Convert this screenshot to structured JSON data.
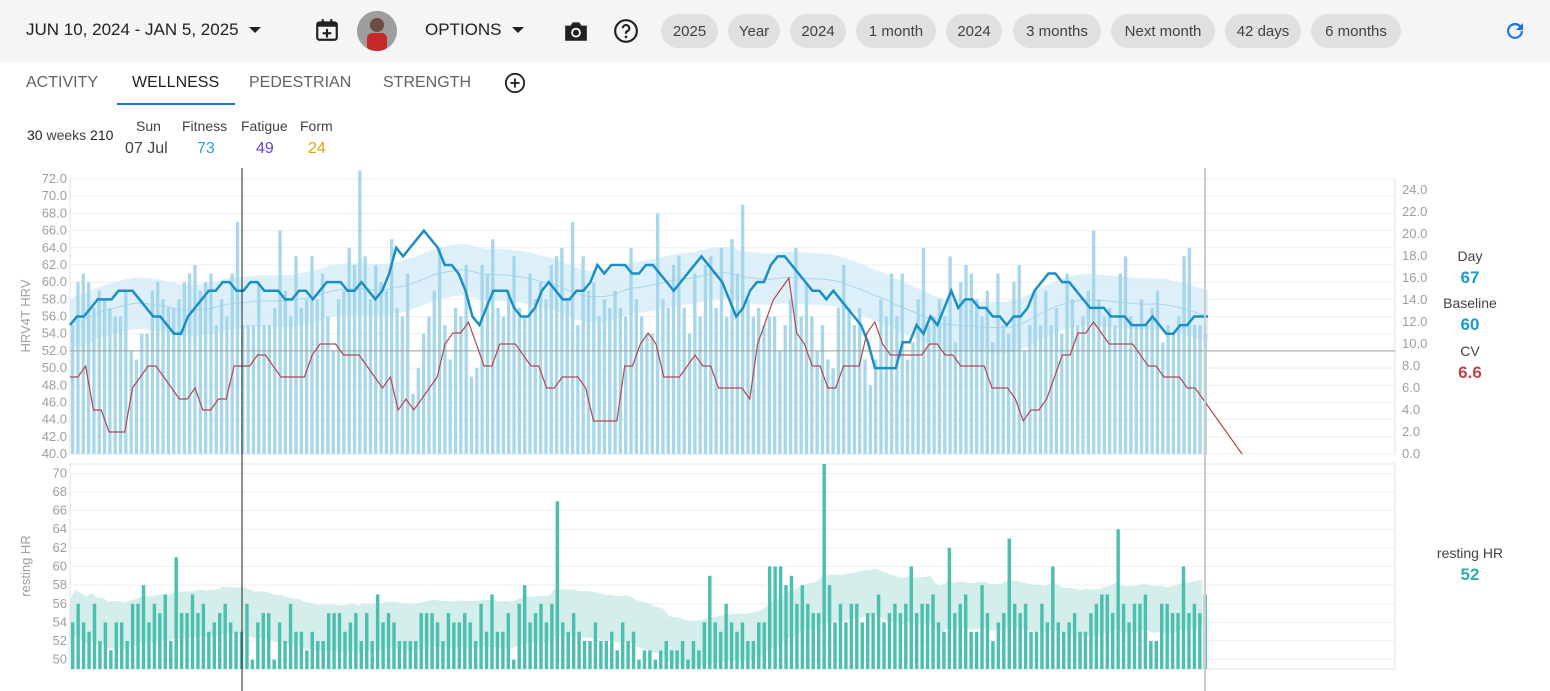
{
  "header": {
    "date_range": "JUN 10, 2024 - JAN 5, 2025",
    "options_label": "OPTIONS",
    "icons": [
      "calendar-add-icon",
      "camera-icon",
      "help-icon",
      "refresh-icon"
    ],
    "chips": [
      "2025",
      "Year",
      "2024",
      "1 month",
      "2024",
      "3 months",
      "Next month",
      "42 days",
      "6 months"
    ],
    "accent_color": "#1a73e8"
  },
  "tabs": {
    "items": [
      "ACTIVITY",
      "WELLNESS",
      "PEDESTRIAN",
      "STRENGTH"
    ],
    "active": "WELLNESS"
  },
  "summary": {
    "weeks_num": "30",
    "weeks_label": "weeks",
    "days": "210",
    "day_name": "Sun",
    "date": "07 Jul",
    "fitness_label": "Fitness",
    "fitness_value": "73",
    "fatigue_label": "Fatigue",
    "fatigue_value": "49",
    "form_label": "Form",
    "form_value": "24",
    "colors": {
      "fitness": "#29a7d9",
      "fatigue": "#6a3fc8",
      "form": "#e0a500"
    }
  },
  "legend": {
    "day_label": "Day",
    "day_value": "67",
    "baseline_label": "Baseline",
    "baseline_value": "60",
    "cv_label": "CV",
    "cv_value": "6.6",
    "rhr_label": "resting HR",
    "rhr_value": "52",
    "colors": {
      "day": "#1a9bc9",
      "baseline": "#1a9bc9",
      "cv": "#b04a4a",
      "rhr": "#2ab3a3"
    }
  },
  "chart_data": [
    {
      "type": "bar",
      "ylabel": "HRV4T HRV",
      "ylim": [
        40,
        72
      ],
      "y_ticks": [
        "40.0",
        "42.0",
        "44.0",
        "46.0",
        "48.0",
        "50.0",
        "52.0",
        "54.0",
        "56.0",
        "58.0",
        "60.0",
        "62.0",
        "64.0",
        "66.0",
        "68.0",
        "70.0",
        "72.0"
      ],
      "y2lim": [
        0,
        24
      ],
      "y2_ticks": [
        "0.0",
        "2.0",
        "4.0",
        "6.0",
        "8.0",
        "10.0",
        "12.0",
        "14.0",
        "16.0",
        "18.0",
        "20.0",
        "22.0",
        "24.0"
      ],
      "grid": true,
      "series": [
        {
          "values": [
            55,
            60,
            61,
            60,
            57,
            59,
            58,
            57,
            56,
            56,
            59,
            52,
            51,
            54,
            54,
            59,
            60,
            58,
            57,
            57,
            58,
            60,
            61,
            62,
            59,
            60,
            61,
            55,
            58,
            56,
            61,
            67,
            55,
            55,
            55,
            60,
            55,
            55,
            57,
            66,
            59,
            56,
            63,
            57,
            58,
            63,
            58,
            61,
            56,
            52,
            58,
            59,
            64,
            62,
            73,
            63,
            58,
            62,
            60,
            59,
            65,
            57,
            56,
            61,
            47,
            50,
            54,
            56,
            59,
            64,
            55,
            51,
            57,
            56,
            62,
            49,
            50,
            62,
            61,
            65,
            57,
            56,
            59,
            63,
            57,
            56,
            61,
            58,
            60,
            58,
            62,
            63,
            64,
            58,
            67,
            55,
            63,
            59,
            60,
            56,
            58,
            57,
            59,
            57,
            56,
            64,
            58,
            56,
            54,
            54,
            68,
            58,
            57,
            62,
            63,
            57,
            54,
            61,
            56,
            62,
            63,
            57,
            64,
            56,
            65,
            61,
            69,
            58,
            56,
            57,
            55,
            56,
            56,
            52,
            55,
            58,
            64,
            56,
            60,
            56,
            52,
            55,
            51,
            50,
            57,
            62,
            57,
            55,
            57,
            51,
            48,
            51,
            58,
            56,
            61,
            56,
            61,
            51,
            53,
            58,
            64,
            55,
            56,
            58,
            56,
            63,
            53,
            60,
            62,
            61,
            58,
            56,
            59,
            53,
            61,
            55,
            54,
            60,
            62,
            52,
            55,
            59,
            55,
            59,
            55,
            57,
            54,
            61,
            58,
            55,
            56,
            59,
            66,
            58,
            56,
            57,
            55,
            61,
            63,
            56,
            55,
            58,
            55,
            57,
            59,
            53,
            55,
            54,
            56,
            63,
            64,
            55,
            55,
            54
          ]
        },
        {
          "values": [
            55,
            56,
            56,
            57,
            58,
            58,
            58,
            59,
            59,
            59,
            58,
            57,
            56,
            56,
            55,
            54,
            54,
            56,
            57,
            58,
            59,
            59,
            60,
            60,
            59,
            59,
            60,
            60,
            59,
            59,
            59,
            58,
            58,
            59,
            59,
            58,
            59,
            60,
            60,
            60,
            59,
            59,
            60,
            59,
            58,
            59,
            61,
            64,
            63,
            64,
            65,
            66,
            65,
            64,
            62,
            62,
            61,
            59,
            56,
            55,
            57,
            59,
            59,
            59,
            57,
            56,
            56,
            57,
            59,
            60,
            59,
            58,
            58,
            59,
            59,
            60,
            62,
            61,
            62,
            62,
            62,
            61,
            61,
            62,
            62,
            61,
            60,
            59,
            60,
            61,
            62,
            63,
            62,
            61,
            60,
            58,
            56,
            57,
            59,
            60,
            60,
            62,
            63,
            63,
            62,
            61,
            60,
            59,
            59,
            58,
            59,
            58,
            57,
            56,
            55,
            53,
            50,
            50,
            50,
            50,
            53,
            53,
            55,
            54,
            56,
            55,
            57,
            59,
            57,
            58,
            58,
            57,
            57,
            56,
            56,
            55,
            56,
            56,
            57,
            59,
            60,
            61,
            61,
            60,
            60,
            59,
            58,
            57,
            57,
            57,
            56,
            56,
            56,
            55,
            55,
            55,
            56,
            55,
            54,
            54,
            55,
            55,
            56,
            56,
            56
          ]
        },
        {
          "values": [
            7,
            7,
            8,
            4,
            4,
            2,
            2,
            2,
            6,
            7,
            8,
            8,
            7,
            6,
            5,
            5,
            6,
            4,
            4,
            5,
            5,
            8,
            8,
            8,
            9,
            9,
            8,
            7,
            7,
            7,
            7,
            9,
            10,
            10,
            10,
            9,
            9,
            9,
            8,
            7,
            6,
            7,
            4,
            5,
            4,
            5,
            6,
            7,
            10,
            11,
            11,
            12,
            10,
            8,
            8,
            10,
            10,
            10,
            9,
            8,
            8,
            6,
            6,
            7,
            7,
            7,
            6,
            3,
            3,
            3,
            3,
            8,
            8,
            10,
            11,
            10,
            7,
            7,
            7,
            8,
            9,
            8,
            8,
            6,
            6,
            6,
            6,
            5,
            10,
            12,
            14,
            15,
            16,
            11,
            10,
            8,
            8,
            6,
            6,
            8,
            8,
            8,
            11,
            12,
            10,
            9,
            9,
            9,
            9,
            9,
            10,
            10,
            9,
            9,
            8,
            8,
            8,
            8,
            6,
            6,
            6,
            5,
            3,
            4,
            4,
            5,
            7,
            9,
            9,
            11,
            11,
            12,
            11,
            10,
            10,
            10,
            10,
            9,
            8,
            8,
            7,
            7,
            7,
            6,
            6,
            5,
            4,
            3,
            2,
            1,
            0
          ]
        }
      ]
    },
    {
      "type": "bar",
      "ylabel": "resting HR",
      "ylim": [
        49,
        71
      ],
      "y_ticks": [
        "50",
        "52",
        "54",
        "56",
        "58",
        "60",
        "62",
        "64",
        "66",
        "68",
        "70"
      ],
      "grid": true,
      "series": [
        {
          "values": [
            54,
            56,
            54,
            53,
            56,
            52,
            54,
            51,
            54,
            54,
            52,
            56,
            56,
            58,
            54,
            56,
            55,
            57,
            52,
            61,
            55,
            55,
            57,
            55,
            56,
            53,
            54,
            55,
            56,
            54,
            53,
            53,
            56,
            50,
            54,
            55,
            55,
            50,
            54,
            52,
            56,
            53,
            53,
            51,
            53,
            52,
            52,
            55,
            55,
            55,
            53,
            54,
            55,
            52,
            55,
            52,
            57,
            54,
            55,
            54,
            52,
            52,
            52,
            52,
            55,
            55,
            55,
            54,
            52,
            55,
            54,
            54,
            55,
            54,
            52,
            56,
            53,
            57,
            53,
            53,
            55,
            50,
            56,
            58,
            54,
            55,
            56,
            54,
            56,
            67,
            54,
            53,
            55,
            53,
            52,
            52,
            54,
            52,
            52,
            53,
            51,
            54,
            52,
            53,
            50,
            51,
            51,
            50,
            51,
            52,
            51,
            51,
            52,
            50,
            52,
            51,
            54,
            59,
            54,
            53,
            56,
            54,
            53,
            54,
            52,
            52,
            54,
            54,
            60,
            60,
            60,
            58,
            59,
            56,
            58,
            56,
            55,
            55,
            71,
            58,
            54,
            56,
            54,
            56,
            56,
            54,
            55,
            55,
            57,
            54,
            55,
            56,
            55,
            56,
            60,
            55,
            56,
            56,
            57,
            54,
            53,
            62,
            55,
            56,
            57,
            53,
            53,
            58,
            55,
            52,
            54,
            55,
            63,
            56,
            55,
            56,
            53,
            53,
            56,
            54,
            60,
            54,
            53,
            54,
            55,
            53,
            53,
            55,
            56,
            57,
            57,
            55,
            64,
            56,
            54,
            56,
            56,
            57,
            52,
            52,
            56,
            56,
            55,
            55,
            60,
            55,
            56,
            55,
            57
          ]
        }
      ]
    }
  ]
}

○ ○ ○

_Aim_: Identify each line holding the string "resting", and copy it out.

_Reply_:
    "rhr_label": "resting HR",
      "ylabel": "resting HR",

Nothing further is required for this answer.